▸ Figure contents as structured data
/---
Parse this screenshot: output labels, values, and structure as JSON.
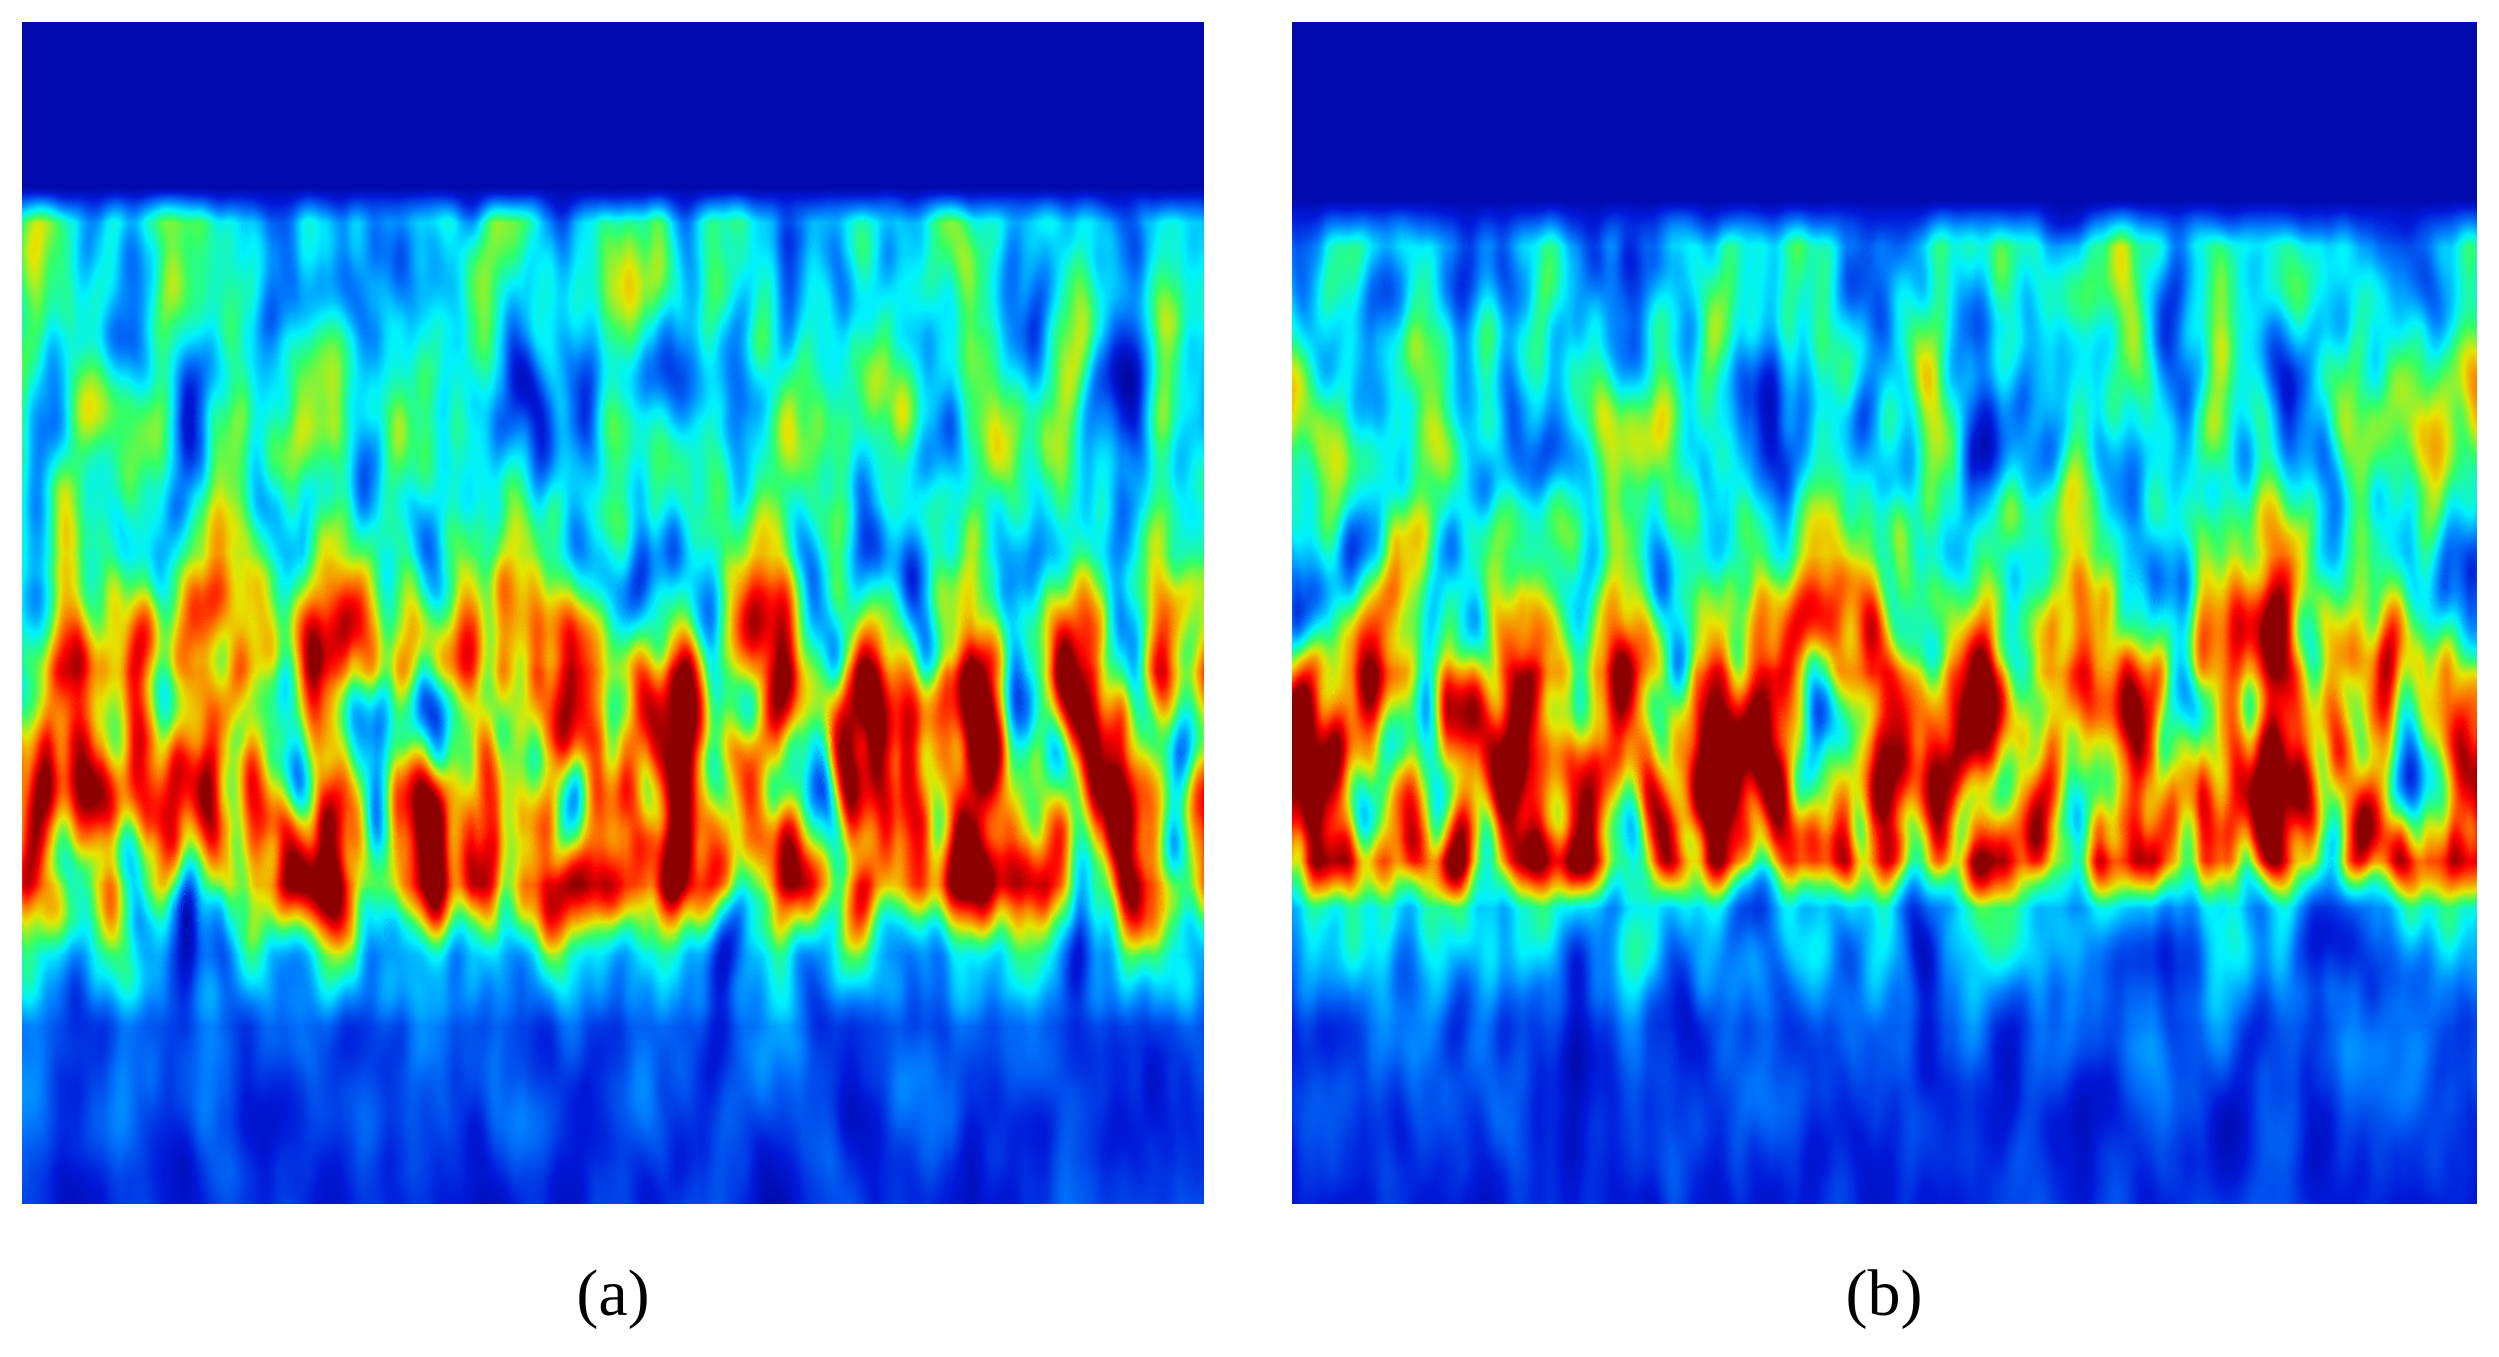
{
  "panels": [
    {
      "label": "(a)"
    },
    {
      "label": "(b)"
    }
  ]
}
\---
▸ Your task
Can you repeat every record above exactly, apart from the pictures?

▸ Result of this exercise
Parse this screenshot: output labels, values, and structure as JSON.
{
  "panels": [
    {
      "label": "(a)"
    },
    {
      "label": "(b)"
    }
  ]
}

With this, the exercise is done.